### What to produce
Write out, unchanged, the lines from the one holding "Read out every word on this page." to the close of the listing. Both the first and last lines belong in it.

BEGIN Data records

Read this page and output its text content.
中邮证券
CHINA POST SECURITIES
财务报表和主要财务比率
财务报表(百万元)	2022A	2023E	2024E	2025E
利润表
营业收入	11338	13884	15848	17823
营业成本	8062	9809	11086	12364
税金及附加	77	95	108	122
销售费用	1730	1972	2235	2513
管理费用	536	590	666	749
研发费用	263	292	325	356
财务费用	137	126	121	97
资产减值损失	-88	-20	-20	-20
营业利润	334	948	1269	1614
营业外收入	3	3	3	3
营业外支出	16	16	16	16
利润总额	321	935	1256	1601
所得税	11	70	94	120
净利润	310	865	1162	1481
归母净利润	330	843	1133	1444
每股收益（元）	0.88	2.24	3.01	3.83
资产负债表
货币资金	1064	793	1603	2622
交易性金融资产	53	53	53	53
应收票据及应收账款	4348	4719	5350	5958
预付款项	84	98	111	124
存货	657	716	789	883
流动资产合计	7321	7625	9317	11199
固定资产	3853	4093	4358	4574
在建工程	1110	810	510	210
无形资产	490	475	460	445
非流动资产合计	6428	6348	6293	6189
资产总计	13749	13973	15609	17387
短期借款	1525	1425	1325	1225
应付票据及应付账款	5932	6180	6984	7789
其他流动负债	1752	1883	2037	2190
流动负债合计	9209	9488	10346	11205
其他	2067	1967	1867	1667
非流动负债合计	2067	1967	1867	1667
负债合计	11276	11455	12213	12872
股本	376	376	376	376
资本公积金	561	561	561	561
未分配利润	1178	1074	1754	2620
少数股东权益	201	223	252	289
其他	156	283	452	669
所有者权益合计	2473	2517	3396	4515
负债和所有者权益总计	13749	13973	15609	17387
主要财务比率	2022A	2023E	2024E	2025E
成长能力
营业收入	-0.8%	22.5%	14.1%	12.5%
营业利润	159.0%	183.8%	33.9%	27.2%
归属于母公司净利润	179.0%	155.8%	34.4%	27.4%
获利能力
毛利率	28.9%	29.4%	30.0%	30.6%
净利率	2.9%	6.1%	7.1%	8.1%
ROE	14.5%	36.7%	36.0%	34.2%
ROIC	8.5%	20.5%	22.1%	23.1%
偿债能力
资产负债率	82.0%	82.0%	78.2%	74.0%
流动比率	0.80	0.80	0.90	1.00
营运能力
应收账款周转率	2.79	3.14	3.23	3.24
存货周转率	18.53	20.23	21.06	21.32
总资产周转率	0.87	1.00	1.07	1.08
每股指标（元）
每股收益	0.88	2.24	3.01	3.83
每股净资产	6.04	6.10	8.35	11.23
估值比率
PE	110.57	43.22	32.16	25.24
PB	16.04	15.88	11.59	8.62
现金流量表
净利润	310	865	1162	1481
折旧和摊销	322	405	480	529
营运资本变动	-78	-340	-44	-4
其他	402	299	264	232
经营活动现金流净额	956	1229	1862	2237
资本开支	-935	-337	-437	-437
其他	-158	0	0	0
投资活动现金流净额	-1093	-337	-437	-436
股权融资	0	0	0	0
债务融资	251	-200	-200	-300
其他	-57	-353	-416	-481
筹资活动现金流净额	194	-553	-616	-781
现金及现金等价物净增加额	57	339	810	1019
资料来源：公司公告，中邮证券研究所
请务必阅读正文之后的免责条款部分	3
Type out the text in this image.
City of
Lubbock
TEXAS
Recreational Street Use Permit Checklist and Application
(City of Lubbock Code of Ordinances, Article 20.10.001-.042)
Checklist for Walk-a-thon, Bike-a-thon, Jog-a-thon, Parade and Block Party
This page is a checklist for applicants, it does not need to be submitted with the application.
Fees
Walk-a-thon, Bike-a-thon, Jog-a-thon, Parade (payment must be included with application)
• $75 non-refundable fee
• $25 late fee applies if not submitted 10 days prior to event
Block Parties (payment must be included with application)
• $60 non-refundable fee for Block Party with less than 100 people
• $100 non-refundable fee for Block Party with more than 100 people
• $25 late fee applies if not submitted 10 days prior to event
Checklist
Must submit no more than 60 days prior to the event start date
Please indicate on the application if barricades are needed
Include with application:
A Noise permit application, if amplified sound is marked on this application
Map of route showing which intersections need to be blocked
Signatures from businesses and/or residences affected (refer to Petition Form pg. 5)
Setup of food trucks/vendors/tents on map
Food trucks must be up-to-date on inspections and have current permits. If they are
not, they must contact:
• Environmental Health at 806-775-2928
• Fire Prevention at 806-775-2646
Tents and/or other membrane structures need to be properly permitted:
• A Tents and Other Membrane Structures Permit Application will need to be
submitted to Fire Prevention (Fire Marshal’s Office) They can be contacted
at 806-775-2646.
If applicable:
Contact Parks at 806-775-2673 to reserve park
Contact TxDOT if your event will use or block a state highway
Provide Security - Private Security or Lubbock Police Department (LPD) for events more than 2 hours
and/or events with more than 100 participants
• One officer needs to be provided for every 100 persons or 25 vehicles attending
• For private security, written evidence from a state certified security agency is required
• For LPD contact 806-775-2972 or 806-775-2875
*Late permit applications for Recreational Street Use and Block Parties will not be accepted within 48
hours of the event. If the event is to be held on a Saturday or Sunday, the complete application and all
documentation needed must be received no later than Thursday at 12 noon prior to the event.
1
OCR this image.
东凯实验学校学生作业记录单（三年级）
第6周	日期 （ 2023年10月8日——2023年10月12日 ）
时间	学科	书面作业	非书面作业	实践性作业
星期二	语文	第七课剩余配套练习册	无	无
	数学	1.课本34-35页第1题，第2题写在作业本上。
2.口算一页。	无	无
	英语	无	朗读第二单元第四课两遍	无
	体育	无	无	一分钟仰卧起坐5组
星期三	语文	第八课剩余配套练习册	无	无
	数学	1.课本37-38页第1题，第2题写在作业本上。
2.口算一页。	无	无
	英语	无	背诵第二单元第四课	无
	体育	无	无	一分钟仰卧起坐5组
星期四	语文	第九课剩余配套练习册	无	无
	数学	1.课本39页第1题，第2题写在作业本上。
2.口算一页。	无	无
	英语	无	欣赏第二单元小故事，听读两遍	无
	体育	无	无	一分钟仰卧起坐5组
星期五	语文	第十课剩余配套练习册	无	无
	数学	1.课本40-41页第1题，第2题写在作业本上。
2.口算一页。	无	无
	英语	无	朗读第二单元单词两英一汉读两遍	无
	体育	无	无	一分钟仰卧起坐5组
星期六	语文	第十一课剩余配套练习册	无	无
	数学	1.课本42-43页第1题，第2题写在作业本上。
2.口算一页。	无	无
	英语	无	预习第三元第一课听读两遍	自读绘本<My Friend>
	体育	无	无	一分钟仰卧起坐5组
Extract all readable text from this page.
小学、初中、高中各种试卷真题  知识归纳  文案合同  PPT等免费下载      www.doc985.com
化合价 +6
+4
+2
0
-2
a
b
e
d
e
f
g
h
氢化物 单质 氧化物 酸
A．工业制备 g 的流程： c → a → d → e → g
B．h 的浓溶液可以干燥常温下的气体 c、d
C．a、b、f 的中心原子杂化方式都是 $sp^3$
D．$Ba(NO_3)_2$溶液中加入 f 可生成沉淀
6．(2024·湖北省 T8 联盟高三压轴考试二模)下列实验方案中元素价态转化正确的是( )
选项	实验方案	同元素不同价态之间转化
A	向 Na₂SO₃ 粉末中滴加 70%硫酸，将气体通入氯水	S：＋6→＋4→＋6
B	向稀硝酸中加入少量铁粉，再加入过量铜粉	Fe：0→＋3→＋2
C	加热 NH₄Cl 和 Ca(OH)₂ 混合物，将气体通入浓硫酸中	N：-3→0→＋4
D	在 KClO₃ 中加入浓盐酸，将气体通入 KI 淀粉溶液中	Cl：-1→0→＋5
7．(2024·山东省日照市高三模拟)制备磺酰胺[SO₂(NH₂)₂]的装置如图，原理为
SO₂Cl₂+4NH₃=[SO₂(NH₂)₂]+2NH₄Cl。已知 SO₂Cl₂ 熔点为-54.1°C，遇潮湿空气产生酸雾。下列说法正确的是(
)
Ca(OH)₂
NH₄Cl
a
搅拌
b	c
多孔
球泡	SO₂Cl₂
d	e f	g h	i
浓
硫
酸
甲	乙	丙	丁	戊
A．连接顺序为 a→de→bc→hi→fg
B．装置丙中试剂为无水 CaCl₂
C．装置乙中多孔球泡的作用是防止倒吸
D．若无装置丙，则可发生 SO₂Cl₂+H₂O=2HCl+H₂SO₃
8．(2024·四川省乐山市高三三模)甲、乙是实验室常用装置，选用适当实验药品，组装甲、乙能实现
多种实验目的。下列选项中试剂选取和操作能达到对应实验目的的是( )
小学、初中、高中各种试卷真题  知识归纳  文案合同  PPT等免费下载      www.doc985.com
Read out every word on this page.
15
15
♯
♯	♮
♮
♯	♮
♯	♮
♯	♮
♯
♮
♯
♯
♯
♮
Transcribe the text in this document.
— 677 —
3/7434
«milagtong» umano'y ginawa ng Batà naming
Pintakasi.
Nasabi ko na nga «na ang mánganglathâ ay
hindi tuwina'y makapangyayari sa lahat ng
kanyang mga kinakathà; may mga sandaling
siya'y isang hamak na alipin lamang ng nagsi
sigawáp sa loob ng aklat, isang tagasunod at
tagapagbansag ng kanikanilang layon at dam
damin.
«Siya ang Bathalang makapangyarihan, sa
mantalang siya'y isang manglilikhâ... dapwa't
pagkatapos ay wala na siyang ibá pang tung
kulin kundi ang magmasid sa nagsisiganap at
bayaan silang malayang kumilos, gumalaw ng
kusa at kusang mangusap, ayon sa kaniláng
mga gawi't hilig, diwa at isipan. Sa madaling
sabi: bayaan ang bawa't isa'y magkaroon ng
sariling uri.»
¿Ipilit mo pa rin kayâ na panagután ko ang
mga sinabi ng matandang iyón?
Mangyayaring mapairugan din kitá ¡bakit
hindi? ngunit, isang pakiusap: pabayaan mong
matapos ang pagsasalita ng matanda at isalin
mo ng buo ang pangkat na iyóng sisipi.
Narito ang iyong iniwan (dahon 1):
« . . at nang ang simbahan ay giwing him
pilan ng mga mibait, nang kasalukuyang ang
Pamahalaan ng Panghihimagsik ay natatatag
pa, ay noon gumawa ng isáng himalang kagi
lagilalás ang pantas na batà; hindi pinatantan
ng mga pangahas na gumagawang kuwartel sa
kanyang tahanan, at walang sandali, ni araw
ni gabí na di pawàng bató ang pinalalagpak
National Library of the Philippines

END Data records

### Result of the task
Read out every word on this page.
15
15
♯
♯	♮
♮
♯	♮
♯	♮
♯	♮
♯
♮
♯
♯
♯
♮
Transcribe the text in this document.
— 677 —
3/7434
«milagtong» umano'y ginawa ng Batà naming
Pintakasi.
Nasabi ko na nga «na ang mánganglathâ ay
hindi tuwina'y makapangyayari sa lahat ng
kanyang mga kinakathà; may mga sandaling
siya'y isang hamak na alipin lamang ng nagsi
sigawáp sa loob ng aklat, isang tagasunod at
tagapagbansag ng kanikanilang layon at dam
damin.
«Siya ang Bathalang makapangyarihan, sa
mantalang siya'y isang manglilikhâ... dapwa't
pagkatapos ay wala na siyang ibá pang tung
kulin kundi ang magmasid sa nagsisiganap at
bayaan silang malayang kumilos, gumalaw ng
kusa at kusang mangusap, ayon sa kaniláng
mga gawi't hilig, diwa at isipan. Sa madaling
sabi: bayaan ang bawa't isa'y magkaroon ng
sariling uri.»
¿Ipilit mo pa rin kayâ na panagután ko ang
mga sinabi ng matandang iyón?
Mangyayaring mapairugan din kitá ¡bakit
hindi? ngunit, isang pakiusap: pabayaan mong
matapos ang pagsasalita ng matanda at isalin
mo ng buo ang pangkat na iyóng sisipi.
Narito ang iyong iniwan (dahon 1):
« . . at nang ang simbahan ay giwing him
pilan ng mga mibait, nang kasalukuyang ang
Pamahalaan ng Panghihimagsik ay natatatag
pa, ay noon gumawa ng isáng himalang kagi
lagilalás ang pantas na batà; hindi pinatantan
ng mga pangahas na gumagawang kuwartel sa
kanyang tahanan, at walang sandali, ni araw
ni gabí na di pawàng bató ang pinalalagpak
National Library of the Philippines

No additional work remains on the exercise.